== Task statement ==
In the material below, find each line holding the string "JSON" and copy it.

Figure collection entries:
[Start]

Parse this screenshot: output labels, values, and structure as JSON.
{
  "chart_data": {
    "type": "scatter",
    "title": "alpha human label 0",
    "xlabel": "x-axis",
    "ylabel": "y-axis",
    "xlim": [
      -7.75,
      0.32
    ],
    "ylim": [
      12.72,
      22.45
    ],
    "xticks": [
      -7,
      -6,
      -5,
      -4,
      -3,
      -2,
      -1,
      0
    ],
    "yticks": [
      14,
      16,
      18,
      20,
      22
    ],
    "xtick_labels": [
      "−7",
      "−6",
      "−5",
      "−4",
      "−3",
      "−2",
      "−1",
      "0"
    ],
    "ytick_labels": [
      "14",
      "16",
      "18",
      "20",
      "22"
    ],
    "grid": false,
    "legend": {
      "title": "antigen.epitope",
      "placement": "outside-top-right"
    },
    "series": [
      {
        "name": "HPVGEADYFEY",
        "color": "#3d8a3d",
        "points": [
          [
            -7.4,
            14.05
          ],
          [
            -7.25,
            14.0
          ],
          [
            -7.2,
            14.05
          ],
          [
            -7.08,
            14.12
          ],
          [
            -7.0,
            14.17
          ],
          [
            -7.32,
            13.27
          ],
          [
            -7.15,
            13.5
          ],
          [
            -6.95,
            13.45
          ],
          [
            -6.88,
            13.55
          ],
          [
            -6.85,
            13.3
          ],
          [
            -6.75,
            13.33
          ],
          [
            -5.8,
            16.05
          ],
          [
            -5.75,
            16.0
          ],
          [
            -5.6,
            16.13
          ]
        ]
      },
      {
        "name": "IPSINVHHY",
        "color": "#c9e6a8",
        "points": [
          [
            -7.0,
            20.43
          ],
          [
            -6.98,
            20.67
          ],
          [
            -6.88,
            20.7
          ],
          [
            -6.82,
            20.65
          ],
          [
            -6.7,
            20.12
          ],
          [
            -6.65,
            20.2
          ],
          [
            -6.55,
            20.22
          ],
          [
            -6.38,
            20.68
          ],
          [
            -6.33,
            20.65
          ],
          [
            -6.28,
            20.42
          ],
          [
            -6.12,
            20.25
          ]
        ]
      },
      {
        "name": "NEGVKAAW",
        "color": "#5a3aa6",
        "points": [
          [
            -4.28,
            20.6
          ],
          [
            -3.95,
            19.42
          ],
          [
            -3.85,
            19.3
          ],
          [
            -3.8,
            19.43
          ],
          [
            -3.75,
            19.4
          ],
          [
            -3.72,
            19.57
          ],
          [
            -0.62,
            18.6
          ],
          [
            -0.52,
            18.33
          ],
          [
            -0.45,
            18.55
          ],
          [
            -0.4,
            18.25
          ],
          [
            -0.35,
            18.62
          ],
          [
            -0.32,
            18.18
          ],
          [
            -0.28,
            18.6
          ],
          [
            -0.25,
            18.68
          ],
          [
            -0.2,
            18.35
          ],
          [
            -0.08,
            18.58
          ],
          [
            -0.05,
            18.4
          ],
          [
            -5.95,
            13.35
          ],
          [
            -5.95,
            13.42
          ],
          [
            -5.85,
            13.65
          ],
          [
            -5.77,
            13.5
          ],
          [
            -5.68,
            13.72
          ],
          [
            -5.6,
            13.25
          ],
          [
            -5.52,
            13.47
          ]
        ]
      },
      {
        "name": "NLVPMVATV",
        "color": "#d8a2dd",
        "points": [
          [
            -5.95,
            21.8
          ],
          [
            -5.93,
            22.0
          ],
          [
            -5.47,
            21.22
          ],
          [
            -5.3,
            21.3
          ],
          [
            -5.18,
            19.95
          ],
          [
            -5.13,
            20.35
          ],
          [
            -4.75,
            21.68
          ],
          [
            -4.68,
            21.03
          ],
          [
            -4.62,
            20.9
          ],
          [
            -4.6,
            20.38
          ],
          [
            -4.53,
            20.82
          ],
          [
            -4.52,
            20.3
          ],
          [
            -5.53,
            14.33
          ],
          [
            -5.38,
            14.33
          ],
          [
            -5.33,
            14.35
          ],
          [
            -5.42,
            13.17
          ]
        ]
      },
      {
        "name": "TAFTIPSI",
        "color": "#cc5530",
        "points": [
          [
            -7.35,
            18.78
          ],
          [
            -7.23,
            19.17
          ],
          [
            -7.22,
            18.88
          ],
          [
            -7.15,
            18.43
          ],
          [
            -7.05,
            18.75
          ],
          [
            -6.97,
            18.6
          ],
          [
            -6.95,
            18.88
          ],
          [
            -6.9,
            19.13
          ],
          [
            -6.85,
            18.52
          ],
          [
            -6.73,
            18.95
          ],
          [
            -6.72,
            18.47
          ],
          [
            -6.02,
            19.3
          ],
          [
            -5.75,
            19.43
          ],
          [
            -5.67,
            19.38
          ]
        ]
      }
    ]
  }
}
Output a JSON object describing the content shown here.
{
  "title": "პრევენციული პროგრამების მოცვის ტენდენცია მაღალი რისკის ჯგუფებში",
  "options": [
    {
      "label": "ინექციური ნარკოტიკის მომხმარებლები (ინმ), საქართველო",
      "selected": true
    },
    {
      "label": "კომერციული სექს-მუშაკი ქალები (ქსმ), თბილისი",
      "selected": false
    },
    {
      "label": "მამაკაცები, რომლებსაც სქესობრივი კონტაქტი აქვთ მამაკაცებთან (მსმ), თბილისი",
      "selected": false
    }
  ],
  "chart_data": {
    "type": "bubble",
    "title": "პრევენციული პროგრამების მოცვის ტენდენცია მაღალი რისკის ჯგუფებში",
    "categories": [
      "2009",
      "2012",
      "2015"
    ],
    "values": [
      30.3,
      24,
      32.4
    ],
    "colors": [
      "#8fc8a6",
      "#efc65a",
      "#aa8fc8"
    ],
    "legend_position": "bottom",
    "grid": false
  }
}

[End]

== Exercise solution ==
Parse this screenshot: output labels, values, and structure as JSON.
Output a JSON object describing the content shown here.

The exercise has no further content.